DATA TO PROCESS:
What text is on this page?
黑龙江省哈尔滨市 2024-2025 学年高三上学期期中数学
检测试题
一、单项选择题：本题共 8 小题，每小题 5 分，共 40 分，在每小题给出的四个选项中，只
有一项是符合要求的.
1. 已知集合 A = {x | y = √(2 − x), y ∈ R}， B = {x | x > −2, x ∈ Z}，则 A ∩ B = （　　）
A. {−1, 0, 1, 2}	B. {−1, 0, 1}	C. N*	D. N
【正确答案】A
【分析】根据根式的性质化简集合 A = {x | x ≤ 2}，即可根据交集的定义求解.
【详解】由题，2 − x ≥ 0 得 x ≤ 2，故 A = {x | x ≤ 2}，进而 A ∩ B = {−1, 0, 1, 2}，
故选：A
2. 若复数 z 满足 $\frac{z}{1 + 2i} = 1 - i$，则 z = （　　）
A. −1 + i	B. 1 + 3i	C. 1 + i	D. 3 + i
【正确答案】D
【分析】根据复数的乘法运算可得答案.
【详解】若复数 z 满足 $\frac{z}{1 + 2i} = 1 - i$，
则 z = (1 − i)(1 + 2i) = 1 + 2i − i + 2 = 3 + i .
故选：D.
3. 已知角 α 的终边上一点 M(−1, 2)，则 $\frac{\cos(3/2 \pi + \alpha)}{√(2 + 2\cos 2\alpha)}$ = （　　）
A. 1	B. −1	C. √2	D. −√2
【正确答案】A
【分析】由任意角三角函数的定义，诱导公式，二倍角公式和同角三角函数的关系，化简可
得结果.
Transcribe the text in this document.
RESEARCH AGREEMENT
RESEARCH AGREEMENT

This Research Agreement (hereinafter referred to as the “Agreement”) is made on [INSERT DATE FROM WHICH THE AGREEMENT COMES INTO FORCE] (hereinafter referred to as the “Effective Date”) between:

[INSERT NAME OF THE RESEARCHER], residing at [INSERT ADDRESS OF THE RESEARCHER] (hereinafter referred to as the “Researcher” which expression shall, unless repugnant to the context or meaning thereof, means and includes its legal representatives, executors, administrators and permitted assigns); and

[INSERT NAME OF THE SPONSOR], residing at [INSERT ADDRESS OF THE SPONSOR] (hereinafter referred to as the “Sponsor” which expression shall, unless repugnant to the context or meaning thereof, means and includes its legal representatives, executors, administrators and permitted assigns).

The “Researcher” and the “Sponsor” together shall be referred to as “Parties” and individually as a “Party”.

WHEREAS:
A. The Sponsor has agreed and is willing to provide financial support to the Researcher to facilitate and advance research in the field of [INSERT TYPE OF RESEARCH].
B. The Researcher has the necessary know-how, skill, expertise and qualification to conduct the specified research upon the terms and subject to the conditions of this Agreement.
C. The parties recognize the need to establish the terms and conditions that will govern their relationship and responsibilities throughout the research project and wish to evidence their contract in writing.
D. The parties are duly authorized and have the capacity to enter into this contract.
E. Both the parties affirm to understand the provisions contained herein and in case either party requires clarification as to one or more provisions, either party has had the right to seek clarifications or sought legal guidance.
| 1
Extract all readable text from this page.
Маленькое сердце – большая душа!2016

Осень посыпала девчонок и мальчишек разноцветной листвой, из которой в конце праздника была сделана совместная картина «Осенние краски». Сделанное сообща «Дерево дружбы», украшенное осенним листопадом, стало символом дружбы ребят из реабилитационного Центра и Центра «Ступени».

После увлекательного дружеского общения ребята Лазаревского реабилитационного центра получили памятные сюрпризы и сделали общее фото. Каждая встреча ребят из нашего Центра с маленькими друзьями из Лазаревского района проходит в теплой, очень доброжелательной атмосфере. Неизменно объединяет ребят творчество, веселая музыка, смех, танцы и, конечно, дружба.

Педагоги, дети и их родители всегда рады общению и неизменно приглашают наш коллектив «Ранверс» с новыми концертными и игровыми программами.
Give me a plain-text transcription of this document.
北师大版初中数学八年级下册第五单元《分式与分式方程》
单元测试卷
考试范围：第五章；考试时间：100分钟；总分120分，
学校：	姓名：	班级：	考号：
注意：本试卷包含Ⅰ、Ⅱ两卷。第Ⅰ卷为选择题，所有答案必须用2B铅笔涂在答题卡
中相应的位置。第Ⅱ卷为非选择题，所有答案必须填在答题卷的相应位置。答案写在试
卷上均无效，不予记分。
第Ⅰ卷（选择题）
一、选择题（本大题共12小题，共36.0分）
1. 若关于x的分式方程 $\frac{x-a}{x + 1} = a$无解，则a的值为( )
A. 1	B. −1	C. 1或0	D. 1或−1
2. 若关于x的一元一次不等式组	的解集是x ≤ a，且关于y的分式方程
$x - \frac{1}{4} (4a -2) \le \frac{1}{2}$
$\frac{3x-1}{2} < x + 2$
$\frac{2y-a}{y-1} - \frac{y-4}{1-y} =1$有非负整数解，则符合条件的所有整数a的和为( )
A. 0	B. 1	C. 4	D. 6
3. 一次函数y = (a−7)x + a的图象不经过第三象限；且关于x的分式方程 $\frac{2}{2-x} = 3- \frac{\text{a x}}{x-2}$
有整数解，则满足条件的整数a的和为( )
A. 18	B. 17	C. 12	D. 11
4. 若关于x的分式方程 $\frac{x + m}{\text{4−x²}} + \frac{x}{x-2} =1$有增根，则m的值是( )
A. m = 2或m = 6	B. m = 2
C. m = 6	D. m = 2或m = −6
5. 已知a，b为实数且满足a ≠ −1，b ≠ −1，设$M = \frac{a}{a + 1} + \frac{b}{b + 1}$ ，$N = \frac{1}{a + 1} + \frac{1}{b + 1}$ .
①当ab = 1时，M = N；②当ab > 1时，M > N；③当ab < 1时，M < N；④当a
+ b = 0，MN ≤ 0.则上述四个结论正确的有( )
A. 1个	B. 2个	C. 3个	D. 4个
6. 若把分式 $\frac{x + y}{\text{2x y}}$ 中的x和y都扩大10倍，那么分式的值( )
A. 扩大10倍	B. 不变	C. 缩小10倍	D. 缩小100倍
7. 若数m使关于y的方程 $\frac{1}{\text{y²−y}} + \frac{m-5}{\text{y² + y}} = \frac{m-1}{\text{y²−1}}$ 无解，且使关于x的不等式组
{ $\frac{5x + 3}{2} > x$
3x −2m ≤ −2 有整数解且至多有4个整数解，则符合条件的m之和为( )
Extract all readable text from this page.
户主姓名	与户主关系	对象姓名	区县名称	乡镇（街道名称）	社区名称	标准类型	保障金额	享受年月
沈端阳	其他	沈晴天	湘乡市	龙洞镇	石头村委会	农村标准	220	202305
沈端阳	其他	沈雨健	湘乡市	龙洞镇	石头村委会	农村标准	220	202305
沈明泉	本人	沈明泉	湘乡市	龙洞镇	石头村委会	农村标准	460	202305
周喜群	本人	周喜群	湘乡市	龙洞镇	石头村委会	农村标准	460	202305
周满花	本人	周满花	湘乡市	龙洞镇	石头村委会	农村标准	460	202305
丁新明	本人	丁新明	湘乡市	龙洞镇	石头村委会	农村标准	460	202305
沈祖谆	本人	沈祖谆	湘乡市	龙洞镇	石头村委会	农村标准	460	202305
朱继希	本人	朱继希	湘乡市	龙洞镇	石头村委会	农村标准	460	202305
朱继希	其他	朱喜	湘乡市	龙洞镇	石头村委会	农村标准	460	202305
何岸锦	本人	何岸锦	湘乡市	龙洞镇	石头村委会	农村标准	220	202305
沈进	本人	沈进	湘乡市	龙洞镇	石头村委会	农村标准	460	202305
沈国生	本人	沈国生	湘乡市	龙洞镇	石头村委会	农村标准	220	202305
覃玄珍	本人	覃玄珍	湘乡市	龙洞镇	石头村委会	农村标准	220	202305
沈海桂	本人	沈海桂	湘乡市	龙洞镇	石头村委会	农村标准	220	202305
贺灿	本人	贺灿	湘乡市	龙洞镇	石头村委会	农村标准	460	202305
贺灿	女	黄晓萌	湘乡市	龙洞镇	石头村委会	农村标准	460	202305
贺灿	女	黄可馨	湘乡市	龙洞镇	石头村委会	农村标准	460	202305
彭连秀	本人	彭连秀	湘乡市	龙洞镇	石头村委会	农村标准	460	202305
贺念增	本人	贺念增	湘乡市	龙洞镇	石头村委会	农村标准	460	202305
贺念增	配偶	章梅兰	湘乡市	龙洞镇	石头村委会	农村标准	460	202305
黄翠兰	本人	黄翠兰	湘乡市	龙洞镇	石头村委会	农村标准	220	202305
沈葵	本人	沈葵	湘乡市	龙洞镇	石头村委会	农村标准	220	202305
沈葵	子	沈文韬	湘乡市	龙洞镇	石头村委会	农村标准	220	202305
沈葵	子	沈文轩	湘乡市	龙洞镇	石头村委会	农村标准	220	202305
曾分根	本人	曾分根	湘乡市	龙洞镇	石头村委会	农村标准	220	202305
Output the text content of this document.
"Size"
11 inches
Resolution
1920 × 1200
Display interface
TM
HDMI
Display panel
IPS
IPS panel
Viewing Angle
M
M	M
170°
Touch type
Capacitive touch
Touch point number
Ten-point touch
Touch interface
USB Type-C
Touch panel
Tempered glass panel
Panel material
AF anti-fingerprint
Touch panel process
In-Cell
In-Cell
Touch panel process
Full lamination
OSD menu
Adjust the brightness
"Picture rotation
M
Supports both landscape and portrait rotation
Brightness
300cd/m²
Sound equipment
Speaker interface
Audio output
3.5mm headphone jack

WHAT IS REQUIRED:
Quote exactly and only the lines from the one holding "Output the text content of this document." through the end of the data.

TASK RESULT:
Output the text content of this document.
"Size"
11 inches
Resolution
1920 × 1200
Display interface
TM
HDMI
Display panel
IPS
IPS panel
Viewing Angle
M
M	M
170°
Touch type
Capacitive touch
Touch point number
Ten-point touch
Touch interface
USB Type-C
Touch panel
Tempered glass panel
Panel material
AF anti-fingerprint
Touch panel process
In-Cell
In-Cell
Touch panel process
Full lamination
OSD menu
Adjust the brightness
"Picture rotation
M
Supports both landscape and portrait rotation
Brightness
300cd/m²
Sound equipment
Speaker interface
Audio output
3.5mm headphone jack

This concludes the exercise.